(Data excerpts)
<<<<
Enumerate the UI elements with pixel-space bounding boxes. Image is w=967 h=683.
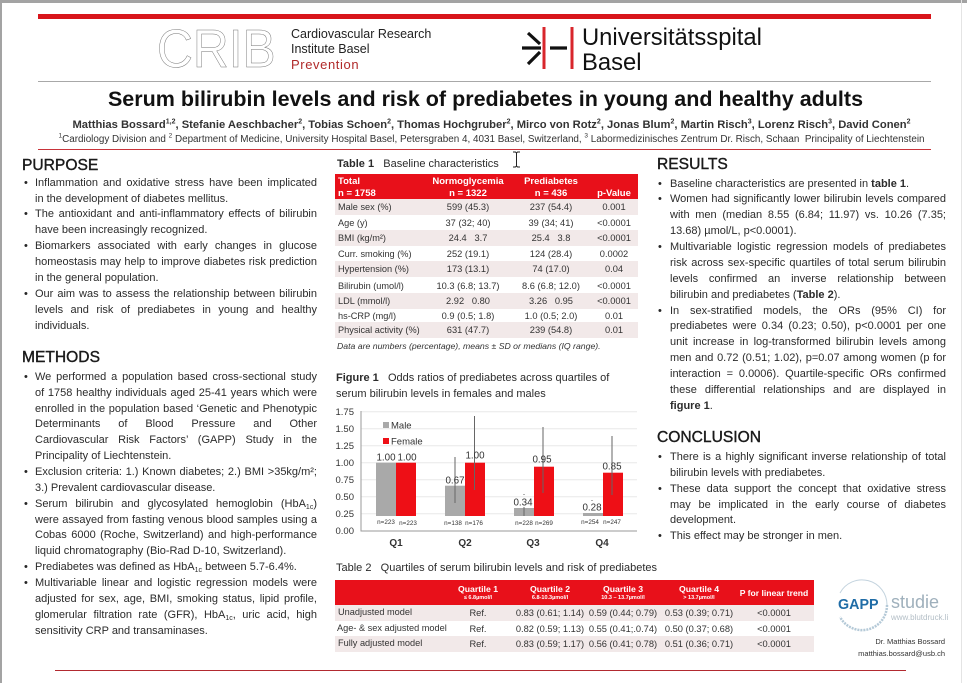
panel: methods: [22, 349, 317, 637]
table 2 rows: 0.51 (0.36; 0.71): [665, 639, 733, 649]
table 1 header: Total: [338, 176, 360, 187]
sample size labels: n=269: [535, 520, 553, 527]
institute name: [291, 27, 431, 72]
results bullet list: men and 0.72 (0.51; 1.02), p=0.07 among women (p for: [670, 352, 946, 364]
logo mark: [522, 27, 574, 69]
bar chart: [336, 407, 637, 549]
table 1 rows: 2.92 0.80: [446, 296, 490, 306]
y axis labels: 0.75: [336, 475, 354, 486]
purpose bullet list: The antioxidant and anti-inflammatory effects of bilirubin: [35, 208, 317, 220]
conclusion bullet list: This effect may be stronger in men.: [670, 530, 842, 542]
table 1 rows: 124 (28.4): [530, 249, 572, 259]
logo: GAPP studie: [838, 579, 948, 632]
table 2 header: Quartile 4: [679, 584, 719, 594]
table 1 rows: hs-CRP (mg/l): [338, 311, 396, 321]
methods bullet list: •: [24, 371, 28, 383]
methods bullet list: [24, 371, 317, 637]
purpose bullet list: •: [24, 177, 28, 189]
results bullet list: 13.68) µmol/L, p<0.0001).: [670, 225, 796, 237]
purpose bullet list: have been increasingly recognized.: [35, 224, 207, 236]
table 2 rows: 0.59 (0.44; 0.79): [589, 608, 657, 618]
value labels: 0.67: [445, 476, 465, 486]
error bars: [455, 416, 612, 516]
legend: [383, 420, 423, 448]
table 2 rows: 0.83 (0.61; 1.14): [516, 608, 584, 618]
quartile labels: Q1: [389, 538, 403, 549]
heading: methods: METHODS: [22, 349, 100, 366]
results bullet list: Women had significantly lower bilirubin levels compared: [670, 193, 946, 205]
y axis labels: 0.00: [336, 526, 354, 537]
y axis labels: [336, 407, 354, 537]
panel: table 2 quartiles: [335, 562, 814, 652]
legend: Male: [391, 420, 412, 432]
affiliations: 1Cardiology Division and 2 Department of Medicine, University Hospital Basel, Petersgraben 4, 4031 Basel, Switzerland, 3 Labormedizinisches Zentrum Dr. Risch, Schaan Principality of Liechtenstein: [58, 133, 925, 145]
purpose bullet list: •: [24, 288, 28, 300]
table 1 header: [335, 174, 638, 199]
table 2 rows: 0.53 (0.39; 0.71): [665, 608, 733, 618]
table 2 rows: Unadjusted model: [338, 607, 412, 617]
table 1 rows: 0.01: [605, 325, 623, 335]
methods bullet list: •: [24, 561, 28, 573]
table 2 rows: Age- & sex adjusted model: [337, 623, 447, 633]
purpose bullet list: Inflammation and oxidative stress have been implicated: [35, 177, 317, 189]
table 1 header: Normoglycemia: [432, 176, 504, 187]
contact details: matthias.bossard@usb.ch: [858, 648, 945, 658]
table 1 rows: Hypertension (%): [338, 264, 409, 274]
table 1 rows: Age (y): [338, 218, 368, 228]
sample size labels: n=223: [399, 520, 417, 527]
table 2 header: [335, 580, 814, 605]
table 1 rows: 599 (45.3): [447, 202, 489, 212]
results bullet list: risk across sex-specific quartiles of total serum bilirubin: [670, 257, 946, 269]
table 1 rows: 24.4 3.7: [449, 233, 487, 243]
results bullet list: •: [658, 178, 662, 190]
purpose bullet list: Biomarkers associated with early changes in glucose: [35, 240, 317, 252]
sample size labels: n=223: [377, 519, 395, 526]
table 1 title: Table 1 Baseline characteristics: [337, 158, 499, 170]
table 1 rows: 252 (19.1): [447, 249, 489, 259]
methods bullet list: sensitivity CRP and transaminases.: [35, 625, 208, 637]
table 2 rows: 0.56 (0.41; 0.78): [589, 639, 657, 649]
purpose bullet list: homeostasis may help to improve diabetes risk prediction: [35, 256, 317, 268]
y axis labels: 1.75: [336, 407, 354, 418]
purpose bullet list: in the general population.: [35, 272, 159, 284]
methods bullet list: Principality of Liechtenstein.: [35, 450, 171, 462]
y axis labels: 1.25: [336, 441, 354, 452]
methods bullet list: We performed a population based cross-sectional study: [35, 371, 317, 383]
logo: CRIB Cardiovascular Research Institute Basel: [159, 27, 431, 72]
methods bullet list: Cobas 6000 (Roche, Switzerland) and high-performance: [35, 529, 317, 541]
methods bullet list: of 1758 healthy individuals aged 25-41 years which were: [35, 387, 317, 399]
table 1 rows: [335, 199, 638, 338]
methods bullet list: adjusted for sex, age, BMI, smoking status, lipid profile,: [35, 593, 317, 605]
results bullet list: prediabetes were 0.34 (0.23; 0.50), p<0.0001 per one: [670, 320, 946, 332]
sample size labels: [377, 519, 621, 527]
methods bullet list: Cardiovascular Risk Factors’ (GAPP) Study in the: [35, 434, 317, 446]
results bullet list: figure 1.: [670, 400, 713, 412]
purpose bullet list: levels and risk of prediabetes in young and healthy: [35, 304, 317, 316]
methods bullet list: were assayed from fasting venous blood samples using a: [35, 514, 317, 526]
table 1 rows: <0.0001: [597, 218, 631, 228]
purpose bullet list: [24, 177, 317, 332]
methods bullet list: •: [24, 577, 28, 589]
sample size labels: n=247: [603, 519, 621, 526]
results bullet list: interaction = 0.0006). Quartile-specific ORs confirmed: [670, 368, 946, 380]
conclusion bullet list: •: [658, 530, 662, 542]
quartile labels: Q2: [458, 538, 472, 549]
table 1 rows: Curr. smoking (%): [338, 249, 412, 259]
legend: Female: [391, 436, 423, 448]
purpose bullet list: Our aim was to assess the relationship between bilirubin: [35, 288, 317, 300]
methods bullet list: Prediabetes was defined as HbA1c between 5.7-6.4%.: [35, 561, 297, 574]
table 1 rows: 237 (54.4): [530, 202, 572, 212]
table 2 rows: Ref.: [469, 608, 487, 618]
icon: text cursor: [513, 152, 520, 168]
hospital name: Universitätsspital: [582, 24, 762, 51]
table 2 rows: Ref.: [469, 624, 487, 634]
table 1 rows: 8.6 (6.8; 12.0): [522, 281, 580, 291]
table 1 rows: 39 (34; 41): [529, 218, 573, 228]
sample size labels: n=176: [465, 520, 483, 527]
methods bullet list: Multivariable linear and logistic regression models were: [35, 577, 317, 589]
table 2 rows: <0.0001: [757, 639, 791, 649]
table 1 rows: 10.3 (6.8; 13.7): [436, 281, 500, 291]
table 1 header: n = 436: [535, 188, 567, 199]
results bullet list: •: [658, 305, 662, 317]
table 2 rows: 0.83 (0.59; 1.17): [516, 639, 584, 649]
y axis labels: 0.25: [336, 509, 354, 520]
institute name: Cardiovascular Research: [291, 27, 431, 41]
methods bullet list: 3.) Prevalent cardiovascular disease.: [35, 482, 215, 494]
conclusion bullet list: •: [658, 483, 662, 495]
table 1 rows: 0.0002: [600, 249, 628, 259]
contact details: [858, 637, 945, 658]
logo: Universitätsspital Basel: [522, 24, 762, 76]
conclusion bullet list: may be implicated in the early course of diabetes: [670, 499, 946, 511]
table 1 rows: 74 (17.0): [532, 264, 570, 274]
figure 1 title: Figure 1 Odds ratios of prediabetes across quartiles of: [336, 372, 609, 384]
hospital name: [582, 24, 762, 76]
results bullet list: Multivariable logistic regression models of prediabetes: [670, 241, 946, 253]
table 2 header: Quartile 1: [458, 584, 498, 594]
table 1 rows: 631 (47.7): [447, 325, 489, 335]
institute name: Institute Basel: [291, 42, 370, 56]
sample size labels: n=138: [444, 520, 462, 527]
conclusion bullet list: •: [658, 451, 662, 463]
conclusion bullet list: These data support the concept that oxidative stress: [670, 483, 946, 495]
results bullet list: [658, 178, 946, 412]
sample size labels: n=228: [515, 520, 533, 527]
table 1 rows: 37 (32; 40): [446, 218, 490, 228]
table 2 rows: 0.82 (0.59; 1.13): [516, 624, 584, 634]
conclusion bullet list: There is a highly significant inverse relationship of total: [670, 451, 946, 463]
table 1 rows: Physical activity (%): [338, 325, 420, 335]
table 1 rows: 239 (54.8): [530, 325, 572, 335]
table 2 header: ≤ 6.8µmol/l: [464, 595, 492, 601]
value labels: 1.00: [376, 452, 396, 464]
table 1 rows: 1.0 (0.5; 2.0): [525, 311, 577, 321]
table 2 rows: <0.0001: [757, 624, 791, 634]
conclusion bullet list: bilirubin levels with prediabetes.: [670, 467, 825, 479]
table 1 rows: 0.04: [605, 264, 623, 274]
table 2 header: Quartile 3: [603, 584, 643, 594]
table 1 footnote: Data are numbers (percentage), means ± SD or medians (IQ range).: [337, 341, 601, 351]
table 1 header: n = 1322: [449, 188, 487, 199]
table 1 rows: Bilirubin (umol/l): [338, 281, 404, 291]
panel: results: [657, 156, 946, 412]
results bullet list: with men (median 8.55 (6.84; 11.97) vs. 10.26 (7.35;: [670, 209, 946, 221]
value labels: [376, 450, 622, 514]
sample size labels: n=254: [581, 519, 599, 526]
methods bullet list: Exclusion criteria: 1.) Known diabetes; 2.) BMI >35kg/m²;: [35, 466, 317, 478]
table 1 rows: 0.001: [602, 202, 626, 212]
y axis labels: 1.50: [336, 424, 354, 435]
table 1 header: n = 1758: [338, 188, 376, 199]
methods bullet list: liquid chromatography (Bio-Rad D-10, Switzerland).: [35, 545, 286, 557]
male bars: [376, 463, 603, 516]
methods bullet list: glomerular filtration rate (GFR), HbA1c, uric acid, high: [35, 609, 317, 622]
circular arc: [839, 579, 888, 632]
table 2 rows: [335, 605, 814, 652]
purpose bullet list: •: [24, 208, 28, 220]
title: Serum bilirubin levels and risk of prediabetes in young and healthy adults: [108, 87, 863, 111]
table 1 rows: <0.0001: [597, 281, 631, 291]
table 1 rows: BMI (kg/m²): [338, 233, 386, 243]
table 2 header: P for linear trend: [740, 588, 808, 598]
panel: conclusion: [657, 429, 946, 542]
table 1 rows: 0.9 (0.5; 1.8): [442, 311, 494, 321]
GAPP wordmark: GAPP: [838, 597, 879, 613]
value labels: 0.95: [532, 454, 552, 466]
authors: Matthias Bossard1,2, Stefanie Aeschbacher2, Tobias Schoen2, Thomas Hochgruber2, Mirco von Rotz2, Jonas Blum2, Martin Risch3, Lorenz Risch3, David Conen2: [72, 118, 910, 131]
table 1 rows: <0.0001: [597, 296, 631, 306]
figure 1 title: [336, 372, 610, 400]
value labels: 0.28: [582, 502, 602, 514]
methods bullet list: enrolled in the population based ‘Genetic and Phenotypic: [35, 403, 317, 415]
purpose bullet list: •: [24, 240, 28, 252]
female bars: [396, 463, 623, 516]
table 2 rows: <0.0001: [757, 608, 791, 618]
quartile labels: Q4: [595, 538, 609, 549]
institute name: Prevention: [291, 57, 359, 72]
figure 1 title: serum bilirubin levels in females and males: [336, 388, 546, 400]
table 1 rows: Male sex (%): [338, 202, 392, 212]
heading: results: RESULTS: [657, 156, 728, 173]
table 1 rows: LDL (mmol/l): [338, 296, 390, 306]
table 2 title: Table 2 Quartiles of serum bilirubin levels and risk of prediabetes: [336, 562, 657, 574]
table 1 rows: 173 (13.1): [447, 264, 489, 274]
table 1 header: p-Value: [597, 188, 631, 199]
table 2 rows: 0.50 (0.37; 0.68): [665, 624, 733, 634]
table 2 header: 6.8-10.3µmol/l: [532, 595, 568, 601]
results bullet list: unit increase in log-transformed bilirubin levels among: [670, 336, 946, 348]
table 2 rows: Ref.: [469, 639, 487, 649]
table 1 rows: 0.01: [605, 311, 623, 321]
value labels: 0.85: [602, 462, 622, 472]
website: www.blutdruck.li: [891, 613, 948, 622]
table 1 rows: 25.4 3.8: [532, 233, 570, 243]
methods bullet list: •: [24, 498, 28, 510]
value labels: 1.00: [465, 450, 485, 462]
conclusion bullet list: [658, 451, 946, 542]
panel: figure 1 odds ratios: [336, 372, 637, 549]
purpose bullet list: in the development of diabetes mellitus.: [35, 193, 228, 205]
table 2 header: Quartile 2: [530, 584, 570, 594]
table 2 header: > 13.7µmol/l: [683, 595, 715, 601]
contact details: Dr. Matthias Bossard: [875, 637, 945, 646]
methods bullet list: •: [24, 466, 28, 478]
results bullet list: Baseline characteristics are presented in table 1.: [670, 178, 909, 190]
methods bullet list: Serum bilirubin and glycosylated hemoglobin (HbA1c): [35, 498, 317, 511]
results bullet list: bilirubin and prediabetes (Table 2).: [670, 289, 840, 301]
y axis labels: 0.50: [336, 492, 354, 503]
table 1 rows: <0.0001: [597, 233, 631, 243]
quartile labels: Q3: [526, 538, 540, 549]
panel: table 1 baseline characteristics: [335, 158, 638, 351]
table 2 header: 10.3 – 13.7µmol/l: [601, 595, 645, 601]
results bullet list: •: [658, 241, 662, 253]
value labels: 0.34: [513, 498, 533, 508]
results bullet list: •: [658, 193, 662, 205]
methods bullet list: Determinants of Blood Pressure and Other: [35, 418, 317, 430]
results bullet list: levels confirmed an inverse relationship between: [670, 273, 946, 285]
results bullet list: these differential relationships and are displayed in: [670, 384, 946, 396]
table 2 rows: Fully adjusted model: [338, 638, 422, 648]
y axis labels: 1.00: [336, 458, 354, 469]
table 2 rows: 0.55 (0.41;.0.74): [589, 624, 657, 634]
value labels: 1.00: [397, 452, 417, 464]
heading: purpose: PURPOSE: [22, 157, 98, 174]
hospital name: Basel: [582, 49, 642, 76]
studie wordmark: studie: [891, 592, 939, 612]
table 1 header: Prediabetes: [524, 176, 578, 187]
quartile labels: [389, 538, 609, 549]
conclusion bullet list: development.: [670, 514, 736, 526]
heading: conclusion: CONCLUSION: [657, 429, 761, 446]
results bullet list: In sex-stratified models, the ORs (95% CI) for: [670, 305, 946, 317]
purpose bullet list: individuals.: [35, 320, 89, 332]
table 1 rows: 3.26 0.95: [529, 296, 573, 306]
panel: purpose: [22, 157, 317, 332]
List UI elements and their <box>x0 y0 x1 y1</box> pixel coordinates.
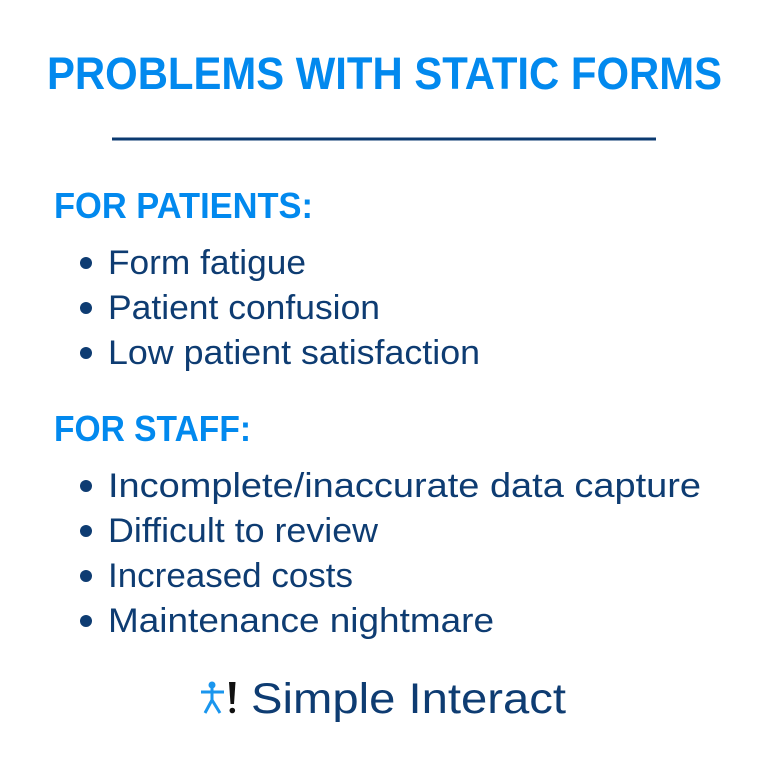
>>>>
**Task to carry out**. Tell me how many lines of the data hold the word "Principality", giving only the number.

**Reply to the task**. 2